§ **Exercise details**: Write out the material again exactly, please, and omit the pictures.
-- begin Data for this task --
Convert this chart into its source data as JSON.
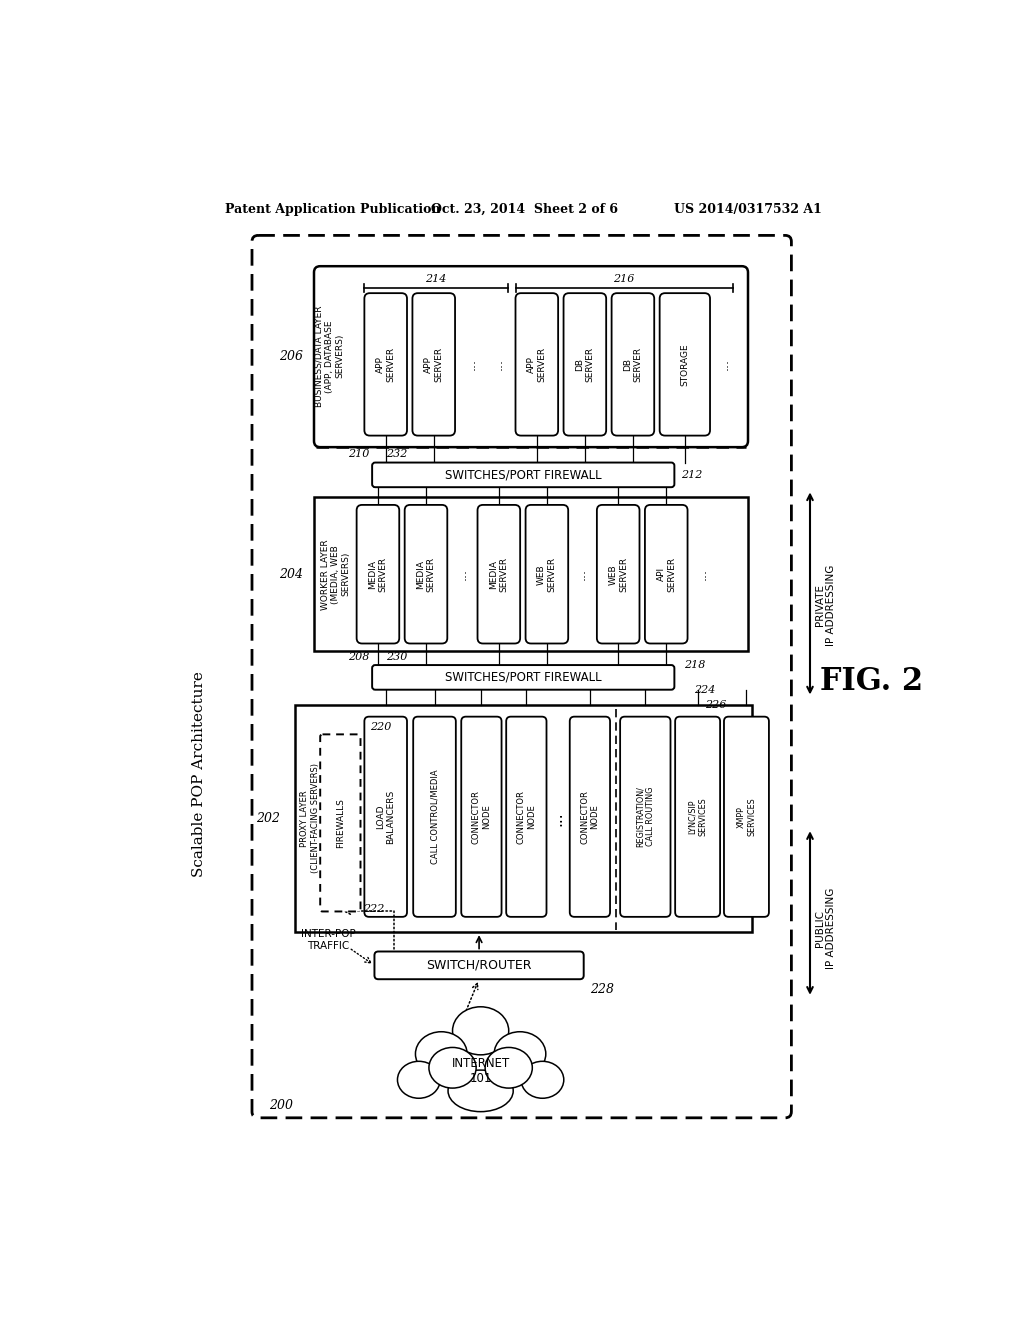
{
  "bg": "#ffffff",
  "header_left": "Patent Application Publication",
  "header_center": "Oct. 23, 2014  Sheet 2 of 6",
  "header_right": "US 2014/0317532 A1",
  "fig_label": "FIG. 2",
  "scalable_label": "Scalable POP Architecture",
  "diagram_id": "200",
  "biz_id": "206",
  "biz_label": "BUSINESS/DATA LAYER\n(APP, DATABASE\nSERVERS)",
  "id_214": "214",
  "id_216": "216",
  "worker_id": "204",
  "worker_label": "WORKER LAYER\n(MEDIA, WEB\nSERVERS)",
  "proxy_id": "202",
  "proxy_label": "PROXY LAYER\n(CLIENT-FACING SERVERS)",
  "sw_fw": "SWITCHES/PORT FIREWALL",
  "id_232": "232",
  "id_212": "212",
  "id_210": "210",
  "id_230": "230",
  "id_208": "208",
  "id_218": "218",
  "id_224": "224",
  "id_226": "226",
  "id_220": "220",
  "id_222": "222",
  "private_ip": "PRIVATE\nIP ADDRESSING",
  "public_ip": "PUBLIC\nIP ADDRESSING",
  "switch_router": "SWITCH/ROUTER",
  "id_228": "228",
  "internet": "INTERNET\n101",
  "inter_pop": "INTER-POP\nTRAFFIC",
  "biz_servers": [
    {
      "label": "APP\nSERVER",
      "dot": false
    },
    {
      "label": "APP\nSERVER",
      "dot": false
    },
    {
      "label": "...",
      "dot": true
    },
    {
      "label": "...",
      "dot": true
    },
    {
      "label": "APP\nSERVER",
      "dot": false
    },
    {
      "label": "DB\nSERVER",
      "dot": false
    },
    {
      "label": "DB\nSERVER",
      "dot": false
    },
    {
      "label": "STORAGE",
      "dot": false
    },
    {
      "label": "...",
      "dot": true
    }
  ],
  "worker_servers": [
    {
      "label": "MEDIA\nSERVER",
      "dot": false
    },
    {
      "label": "MEDIA\nSERVER",
      "dot": false
    },
    {
      "label": "...",
      "dot": true
    },
    {
      "label": "MEDIA\nSERVER",
      "dot": false
    },
    {
      "label": "WEB\nSERVER",
      "dot": false
    },
    {
      "label": "...",
      "dot": true
    },
    {
      "label": "WEB\nSERVER",
      "dot": false
    },
    {
      "label": "API\nSERVER",
      "dot": false
    },
    {
      "label": "...",
      "dot": true
    }
  ],
  "proxy_servers": [
    {
      "label": "LOAD\nBALANCERS",
      "dot": false
    },
    {
      "label": "CALL CONTROL/MEDIA",
      "dot": false
    },
    {
      "label": "CONNECTOR\nNODE",
      "dot": false
    },
    {
      "label": "CONNECTOR\nNODE",
      "dot": false
    },
    {
      "label": "...",
      "dot": true
    },
    {
      "label": "CONNECTOR\nNODE",
      "dot": false
    },
    {
      "label": "REGISTRATION/\nCALL ROUTING",
      "dot": false
    },
    {
      "label": "LYNC/SIP\nSERVICES",
      "dot": false
    },
    {
      "label": "XMPP\nSERVICES",
      "dot": false
    }
  ]
}
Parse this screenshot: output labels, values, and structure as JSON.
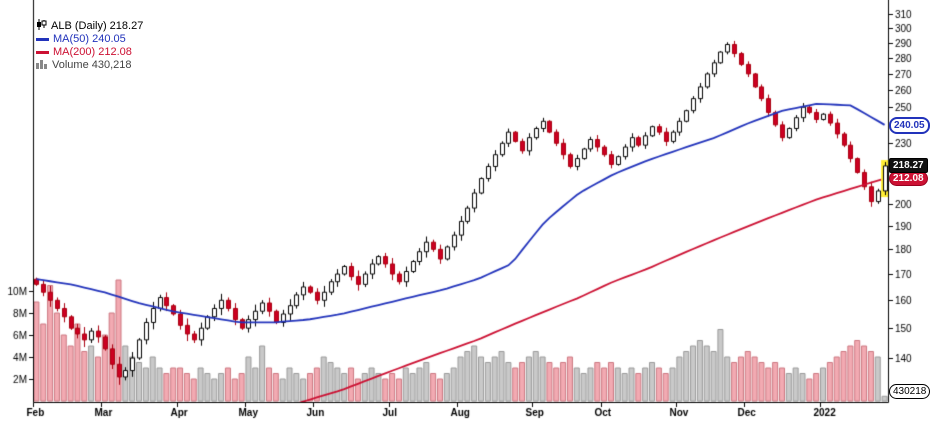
-- end Data for this task --
§ **Written response**:
Convert this chart into its source data as JSON.
{
  "bg": "#ffffff",
  "header_left": "Patent Application Publication",
  "header_center": "Oct. 23, 2014  Sheet 2 of 6",
  "header_right": "US 2014/0317532 A1",
  "fig_label": "FIG. 2",
  "scalable_label": "Scalable POP Architecture",
  "diagram_id": "200",
  "biz_id": "206",
  "biz_label": "BUSINESS/DATA LAYER\n(APP, DATABASE\nSERVERS)",
  "id_214": "214",
  "id_216": "216",
  "worker_id": "204",
  "worker_label": "WORKER LAYER\n(MEDIA, WEB\nSERVERS)",
  "proxy_id": "202",
  "proxy_label": "PROXY LAYER\n(CLIENT-FACING SERVERS)",
  "sw_fw": "SWITCHES/PORT FIREWALL",
  "id_232": "232",
  "id_212": "212",
  "id_210": "210",
  "id_230": "230",
  "id_208": "208",
  "id_218": "218",
  "id_224": "224",
  "id_226": "226",
  "id_220": "220",
  "id_222": "222",
  "private_ip": "PRIVATE\nIP ADDRESSING",
  "public_ip": "PUBLIC\nIP ADDRESSING",
  "switch_router": "SWITCH/ROUTER",
  "id_228": "228",
  "internet": "INTERNET\n101",
  "inter_pop": "INTER-POP\nTRAFFIC",
  "biz_servers": [
    {
      "label": "APP\nSERVER",
      "dot": false
    },
    {
      "label": "APP\nSERVER",
      "dot": false
    },
    {
      "label": "...",
      "dot": true
    },
    {
      "label": "...",
      "dot": true
    },
    {
      "label": "APP\nSERVER",
      "dot": false
    },
    {
      "label": "DB\nSERVER",
      "dot": false
    },
    {
      "label": "DB\nSERVER",
      "dot": false
    },
    {
      "label": "STORAGE",
      "dot": false
    },
    {
      "label": "...",
      "dot": true
    }
  ],
  "worker_servers": [
    {
      "label": "MEDIA\nSERVER",
      "dot": false
    },
    {
      "label": "MEDIA\nSERVER",
      "dot": false
    },
    {
      "label": "...",
      "dot": true
    },
    {
      "label": "MEDIA\nSERVER",
      "dot": false
    },
    {
      "label": "WEB\nSERVER",
      "dot": false
    },
    {
      "label": "...",
      "dot": true
    },
    {
      "label": "WEB\nSERVER",
      "dot": false
    },
    {
      "label": "API\nSERVER",
      "dot": false
    },
    {
      "label": "...",
      "dot": true
    }
  ],
  "proxy_servers": [
    {
      "label": "LOAD\nBALANCERS",
      "dot": false
    },
    {
      "label": "CALL CONTROL/MEDIA",
      "dot": false
    },
    {
      "label": "CONNECTOR\nNODE",
      "dot": false
    },
    {
      "label": "CONNECTOR\nNODE",
      "dot": false
    },
    {
      "label": "...",
      "dot": true
    },
    {
      "label": "CONNECTOR\nNODE",
      "dot": false
    },
    {
      "label": "REGISTRATION/\nCALL ROUTING",
      "dot": false
    },
    {
      "label": "LYNC/SIP\nSERVICES",
      "dot": false
    },
    {
      "label": "XMPP\nSERVICES",
      "dot": false
    }
  ]
}
Parse this screenshot: output labels, values, and structure as JSON.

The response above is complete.